Problem:
Write the data out again, exactly as given.

§ §

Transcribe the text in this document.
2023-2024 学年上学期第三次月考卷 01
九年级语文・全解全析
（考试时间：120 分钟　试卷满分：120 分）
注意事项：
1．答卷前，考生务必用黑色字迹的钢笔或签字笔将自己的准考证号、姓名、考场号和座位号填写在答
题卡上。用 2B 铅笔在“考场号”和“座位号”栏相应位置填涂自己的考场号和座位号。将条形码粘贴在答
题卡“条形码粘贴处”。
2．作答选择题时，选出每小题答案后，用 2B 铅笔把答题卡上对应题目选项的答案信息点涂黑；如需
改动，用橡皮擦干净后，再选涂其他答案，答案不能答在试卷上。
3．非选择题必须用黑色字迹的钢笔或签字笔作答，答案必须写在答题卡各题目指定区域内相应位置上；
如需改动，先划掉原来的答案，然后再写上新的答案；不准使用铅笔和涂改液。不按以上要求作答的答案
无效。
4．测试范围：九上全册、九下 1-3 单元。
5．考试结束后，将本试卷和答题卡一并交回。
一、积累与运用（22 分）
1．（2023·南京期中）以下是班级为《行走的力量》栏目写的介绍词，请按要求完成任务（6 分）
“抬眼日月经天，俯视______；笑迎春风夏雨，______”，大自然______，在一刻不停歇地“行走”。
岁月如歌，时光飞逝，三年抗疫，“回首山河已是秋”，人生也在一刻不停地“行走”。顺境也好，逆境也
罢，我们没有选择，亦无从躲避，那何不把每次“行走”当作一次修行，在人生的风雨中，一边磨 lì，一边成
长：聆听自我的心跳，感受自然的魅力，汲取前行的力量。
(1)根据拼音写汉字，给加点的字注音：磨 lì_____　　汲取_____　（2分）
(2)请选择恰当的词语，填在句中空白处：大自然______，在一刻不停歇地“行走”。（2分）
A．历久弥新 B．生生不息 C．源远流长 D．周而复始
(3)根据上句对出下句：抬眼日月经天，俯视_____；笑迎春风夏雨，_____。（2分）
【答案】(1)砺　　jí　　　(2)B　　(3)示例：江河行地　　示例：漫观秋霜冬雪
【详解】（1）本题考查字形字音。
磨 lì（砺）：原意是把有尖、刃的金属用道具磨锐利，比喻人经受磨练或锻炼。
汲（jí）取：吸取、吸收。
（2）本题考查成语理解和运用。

§ §

Written answer:
Transcribe the text in this document.
2023-2024 学年上学期第三次月考卷 01
九年级语文・全解全析
（考试时间：120 分钟　试卷满分：120 分）
注意事项：
1．答卷前，考生务必用黑色字迹的钢笔或签字笔将自己的准考证号、姓名、考场号和座位号填写在答
题卡上。用 2B 铅笔在“考场号”和“座位号”栏相应位置填涂自己的考场号和座位号。将条形码粘贴在答
题卡“条形码粘贴处”。
2．作答选择题时，选出每小题答案后，用 2B 铅笔把答题卡上对应题目选项的答案信息点涂黑；如需
改动，用橡皮擦干净后，再选涂其他答案，答案不能答在试卷上。
3．非选择题必须用黑色字迹的钢笔或签字笔作答，答案必须写在答题卡各题目指定区域内相应位置上；
如需改动，先划掉原来的答案，然后再写上新的答案；不准使用铅笔和涂改液。不按以上要求作答的答案
无效。
4．测试范围：九上全册、九下 1-3 单元。
5．考试结束后，将本试卷和答题卡一并交回。
一、积累与运用（22 分）
1．（2023·南京期中）以下是班级为《行走的力量》栏目写的介绍词，请按要求完成任务（6 分）
“抬眼日月经天，俯视______；笑迎春风夏雨，______”，大自然______，在一刻不停歇地“行走”。
岁月如歌，时光飞逝，三年抗疫，“回首山河已是秋”，人生也在一刻不停地“行走”。顺境也好，逆境也
罢，我们没有选择，亦无从躲避，那何不把每次“行走”当作一次修行，在人生的风雨中，一边磨 lì，一边成
长：聆听自我的心跳，感受自然的魅力，汲取前行的力量。
(1)根据拼音写汉字，给加点的字注音：磨 lì_____　　汲取_____　（2分）
(2)请选择恰当的词语，填在句中空白处：大自然______，在一刻不停歇地“行走”。（2分）
A．历久弥新 B．生生不息 C．源远流长 D．周而复始
(3)根据上句对出下句：抬眼日月经天，俯视_____；笑迎春风夏雨，_____。（2分）
【答案】(1)砺　　jí　　　(2)B　　(3)示例：江河行地　　示例：漫观秋霜冬雪
【详解】（1）本题考查字形字音。
磨 lì（砺）：原意是把有尖、刃的金属用道具磨锐利，比喻人经受磨练或锻炼。
汲（jí）取：吸取、吸收。
（2）本题考查成语理解和运用。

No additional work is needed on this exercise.